EXCERPT TO READ –
Google is a modern phrase, despite the company initially claiming this coinage risked tarnishing its brand. The verb describes an action so basic, yet so new to modern human life, that it warranted a whole new moniker. Alternatively, Google ‘corporate growth’, and you’ll find results filled with maleficence and malfeasance. Corporate growth is now too often aligned solely with money, says Naomi Klein: “When the profit motive is primary, human needs are left behind.” The Alphabet restructuring seems an attempt to segregate a basic human need from other, potentially more profitable corporate interests.

As a public entity, Google is allowed to be free, and free from spying. Yet as a private entity, it can also take social risks: Google rotates its banner to recognise real-world, often counter-cultural people/achievements ignored by traditional media.

There is a modern space for Google’s transition, given contemporary suspicions over private interests usurping public goods. These examples surfaced earlier in environmentalism, but the ethos of the discussion equally weighs in on net neutrality, and here Google will need to take a firmer and more transparent stance. In effect, Google is a privately traded, public entity. This recent restructuring potentially renders that public entity to be more accessible and focused just on Googling.

THE PROBLEM –
In the excerpt on Google's restructuring, what did the company first claim about the coinage of "Google" as a verb?

GIVEN INFORMATION –
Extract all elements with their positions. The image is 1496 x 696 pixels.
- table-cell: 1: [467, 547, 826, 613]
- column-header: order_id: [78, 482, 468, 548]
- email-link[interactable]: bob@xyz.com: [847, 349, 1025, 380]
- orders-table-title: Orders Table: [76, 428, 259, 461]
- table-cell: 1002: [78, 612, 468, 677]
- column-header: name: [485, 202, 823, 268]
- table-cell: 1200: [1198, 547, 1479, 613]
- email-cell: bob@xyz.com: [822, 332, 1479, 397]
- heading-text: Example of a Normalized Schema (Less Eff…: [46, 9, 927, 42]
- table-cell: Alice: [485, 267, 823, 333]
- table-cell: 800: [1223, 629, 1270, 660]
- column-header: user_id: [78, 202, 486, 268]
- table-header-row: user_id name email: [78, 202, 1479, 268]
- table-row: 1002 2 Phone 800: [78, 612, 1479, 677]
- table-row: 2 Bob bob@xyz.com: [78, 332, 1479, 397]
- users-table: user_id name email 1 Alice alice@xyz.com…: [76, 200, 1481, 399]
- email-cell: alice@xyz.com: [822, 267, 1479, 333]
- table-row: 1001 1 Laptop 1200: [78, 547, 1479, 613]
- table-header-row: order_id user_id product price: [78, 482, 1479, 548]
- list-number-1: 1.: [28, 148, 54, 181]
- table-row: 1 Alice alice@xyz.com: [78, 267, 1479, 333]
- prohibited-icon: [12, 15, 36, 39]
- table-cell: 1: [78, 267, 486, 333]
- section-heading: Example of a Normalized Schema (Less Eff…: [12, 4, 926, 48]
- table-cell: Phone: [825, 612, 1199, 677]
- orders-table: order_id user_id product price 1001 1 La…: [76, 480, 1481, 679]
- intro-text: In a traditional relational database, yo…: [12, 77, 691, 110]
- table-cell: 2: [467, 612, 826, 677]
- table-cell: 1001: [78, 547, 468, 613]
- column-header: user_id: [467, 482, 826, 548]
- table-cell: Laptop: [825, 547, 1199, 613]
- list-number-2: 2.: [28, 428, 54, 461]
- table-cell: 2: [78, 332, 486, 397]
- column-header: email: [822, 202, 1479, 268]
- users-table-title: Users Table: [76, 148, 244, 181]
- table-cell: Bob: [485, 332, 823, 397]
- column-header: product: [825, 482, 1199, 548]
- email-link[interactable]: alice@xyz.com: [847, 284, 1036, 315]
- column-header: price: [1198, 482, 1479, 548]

THE RESPONSE –
It claimed the coinage risked tarnishing its brand.